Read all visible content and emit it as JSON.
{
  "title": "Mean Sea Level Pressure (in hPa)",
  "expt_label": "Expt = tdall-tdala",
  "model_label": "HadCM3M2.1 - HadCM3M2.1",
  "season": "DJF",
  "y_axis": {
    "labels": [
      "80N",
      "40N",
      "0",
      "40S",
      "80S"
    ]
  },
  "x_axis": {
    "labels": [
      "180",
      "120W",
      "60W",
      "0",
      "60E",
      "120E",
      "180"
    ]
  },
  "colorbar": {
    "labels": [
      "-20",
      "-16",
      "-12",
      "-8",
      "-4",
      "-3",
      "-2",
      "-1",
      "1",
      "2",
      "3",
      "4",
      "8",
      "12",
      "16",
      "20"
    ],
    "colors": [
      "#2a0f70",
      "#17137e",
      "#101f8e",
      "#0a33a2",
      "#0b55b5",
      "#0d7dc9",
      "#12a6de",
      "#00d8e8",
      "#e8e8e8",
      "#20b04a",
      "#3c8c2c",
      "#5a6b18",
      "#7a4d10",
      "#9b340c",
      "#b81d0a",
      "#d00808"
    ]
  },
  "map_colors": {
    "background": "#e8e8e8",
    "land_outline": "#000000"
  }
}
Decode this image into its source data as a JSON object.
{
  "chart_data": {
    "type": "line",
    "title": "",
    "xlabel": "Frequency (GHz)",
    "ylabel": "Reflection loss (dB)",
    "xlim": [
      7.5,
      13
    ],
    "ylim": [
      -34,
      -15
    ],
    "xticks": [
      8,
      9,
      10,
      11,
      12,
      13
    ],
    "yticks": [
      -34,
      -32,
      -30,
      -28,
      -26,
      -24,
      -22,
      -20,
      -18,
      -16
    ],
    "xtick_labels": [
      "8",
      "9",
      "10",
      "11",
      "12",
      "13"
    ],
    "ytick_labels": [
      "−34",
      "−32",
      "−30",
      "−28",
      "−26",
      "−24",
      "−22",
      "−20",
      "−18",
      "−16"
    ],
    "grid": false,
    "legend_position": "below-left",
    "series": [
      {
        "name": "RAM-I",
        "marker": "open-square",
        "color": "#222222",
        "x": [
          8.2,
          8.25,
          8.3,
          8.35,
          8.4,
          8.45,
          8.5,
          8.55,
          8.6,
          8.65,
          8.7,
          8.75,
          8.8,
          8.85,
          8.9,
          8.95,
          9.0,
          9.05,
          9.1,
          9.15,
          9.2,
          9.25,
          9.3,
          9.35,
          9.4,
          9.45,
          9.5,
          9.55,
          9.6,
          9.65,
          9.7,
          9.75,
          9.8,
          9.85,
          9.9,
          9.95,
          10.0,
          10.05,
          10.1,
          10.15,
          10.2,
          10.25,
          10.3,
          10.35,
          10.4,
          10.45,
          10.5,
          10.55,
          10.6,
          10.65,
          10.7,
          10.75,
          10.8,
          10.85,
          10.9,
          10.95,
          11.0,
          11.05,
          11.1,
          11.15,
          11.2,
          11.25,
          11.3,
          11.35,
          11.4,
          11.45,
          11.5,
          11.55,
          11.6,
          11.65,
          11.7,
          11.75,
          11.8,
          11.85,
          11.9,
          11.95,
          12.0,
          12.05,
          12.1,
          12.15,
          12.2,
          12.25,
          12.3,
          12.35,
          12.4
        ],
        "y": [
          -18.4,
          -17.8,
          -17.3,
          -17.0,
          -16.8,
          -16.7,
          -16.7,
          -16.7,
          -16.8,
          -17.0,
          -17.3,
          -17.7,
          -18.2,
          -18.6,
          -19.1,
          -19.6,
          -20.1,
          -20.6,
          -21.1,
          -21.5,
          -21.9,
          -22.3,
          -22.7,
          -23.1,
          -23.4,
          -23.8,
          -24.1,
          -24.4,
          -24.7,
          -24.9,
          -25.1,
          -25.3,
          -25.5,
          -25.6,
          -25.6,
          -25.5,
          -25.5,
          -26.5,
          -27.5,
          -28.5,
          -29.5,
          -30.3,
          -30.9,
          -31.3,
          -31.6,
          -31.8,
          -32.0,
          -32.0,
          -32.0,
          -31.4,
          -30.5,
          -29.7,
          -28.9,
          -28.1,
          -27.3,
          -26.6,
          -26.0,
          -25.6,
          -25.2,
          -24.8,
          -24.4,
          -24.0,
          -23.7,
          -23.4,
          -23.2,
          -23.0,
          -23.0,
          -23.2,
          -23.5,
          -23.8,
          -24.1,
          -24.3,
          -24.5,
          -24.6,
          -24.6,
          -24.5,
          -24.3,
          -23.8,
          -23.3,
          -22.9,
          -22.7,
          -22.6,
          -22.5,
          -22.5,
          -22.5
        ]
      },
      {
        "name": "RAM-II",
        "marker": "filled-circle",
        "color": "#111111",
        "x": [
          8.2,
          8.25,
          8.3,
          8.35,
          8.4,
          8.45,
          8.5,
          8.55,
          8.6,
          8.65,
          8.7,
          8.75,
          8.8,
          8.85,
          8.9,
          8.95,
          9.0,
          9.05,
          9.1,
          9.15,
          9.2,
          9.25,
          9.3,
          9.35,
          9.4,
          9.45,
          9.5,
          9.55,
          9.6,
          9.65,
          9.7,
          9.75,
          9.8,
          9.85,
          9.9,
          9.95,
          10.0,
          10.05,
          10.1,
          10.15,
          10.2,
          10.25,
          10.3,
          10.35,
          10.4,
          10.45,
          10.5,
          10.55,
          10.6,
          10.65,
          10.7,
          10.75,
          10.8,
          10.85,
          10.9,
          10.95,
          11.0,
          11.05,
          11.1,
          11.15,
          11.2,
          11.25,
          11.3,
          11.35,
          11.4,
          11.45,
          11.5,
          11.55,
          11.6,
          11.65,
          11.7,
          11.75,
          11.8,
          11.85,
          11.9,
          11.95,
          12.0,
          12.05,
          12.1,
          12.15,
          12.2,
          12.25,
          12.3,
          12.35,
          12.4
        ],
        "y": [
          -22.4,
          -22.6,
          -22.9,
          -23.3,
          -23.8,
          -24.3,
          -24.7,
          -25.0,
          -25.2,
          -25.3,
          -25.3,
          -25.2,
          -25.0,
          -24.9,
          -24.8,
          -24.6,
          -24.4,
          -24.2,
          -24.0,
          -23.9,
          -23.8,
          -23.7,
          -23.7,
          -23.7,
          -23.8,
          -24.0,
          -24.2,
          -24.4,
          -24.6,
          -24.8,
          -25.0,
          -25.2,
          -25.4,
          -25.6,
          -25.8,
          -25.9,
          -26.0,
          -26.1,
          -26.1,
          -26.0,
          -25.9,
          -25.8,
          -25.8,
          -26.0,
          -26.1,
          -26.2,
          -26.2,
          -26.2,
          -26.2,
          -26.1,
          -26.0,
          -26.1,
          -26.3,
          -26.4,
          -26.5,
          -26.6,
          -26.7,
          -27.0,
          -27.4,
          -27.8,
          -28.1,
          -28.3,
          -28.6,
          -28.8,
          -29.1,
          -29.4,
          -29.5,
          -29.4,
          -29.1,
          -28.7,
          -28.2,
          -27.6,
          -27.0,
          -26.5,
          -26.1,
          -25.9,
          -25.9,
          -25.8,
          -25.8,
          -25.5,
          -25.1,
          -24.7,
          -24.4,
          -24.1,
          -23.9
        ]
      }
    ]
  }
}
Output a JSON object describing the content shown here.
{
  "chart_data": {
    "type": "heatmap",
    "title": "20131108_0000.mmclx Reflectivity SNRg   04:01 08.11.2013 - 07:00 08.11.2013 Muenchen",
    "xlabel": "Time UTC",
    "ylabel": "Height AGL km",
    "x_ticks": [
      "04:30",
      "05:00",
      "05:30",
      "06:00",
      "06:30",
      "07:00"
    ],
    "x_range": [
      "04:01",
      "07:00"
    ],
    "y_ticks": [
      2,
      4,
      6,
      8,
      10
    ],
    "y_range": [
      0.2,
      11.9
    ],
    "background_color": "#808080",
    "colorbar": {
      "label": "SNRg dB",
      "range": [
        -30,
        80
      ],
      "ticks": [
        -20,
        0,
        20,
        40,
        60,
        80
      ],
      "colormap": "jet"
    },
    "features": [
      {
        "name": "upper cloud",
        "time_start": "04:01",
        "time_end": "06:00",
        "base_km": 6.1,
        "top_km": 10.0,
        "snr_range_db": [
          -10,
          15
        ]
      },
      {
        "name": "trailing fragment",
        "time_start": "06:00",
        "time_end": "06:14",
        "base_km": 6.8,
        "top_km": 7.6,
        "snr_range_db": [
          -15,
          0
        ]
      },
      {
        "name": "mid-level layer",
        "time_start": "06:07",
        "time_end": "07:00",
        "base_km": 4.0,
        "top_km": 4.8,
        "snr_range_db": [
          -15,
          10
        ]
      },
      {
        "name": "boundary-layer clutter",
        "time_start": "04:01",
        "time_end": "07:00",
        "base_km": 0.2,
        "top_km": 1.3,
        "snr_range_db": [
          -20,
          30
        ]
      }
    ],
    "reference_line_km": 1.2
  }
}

Aim.
Scan the material for lines with the word "JSON", and copy each line you find.

Exercise answer.
Read all visible content and emit it as JSON.
Decode this image into its source data as a JSON object.
Output a JSON object describing the content shown here.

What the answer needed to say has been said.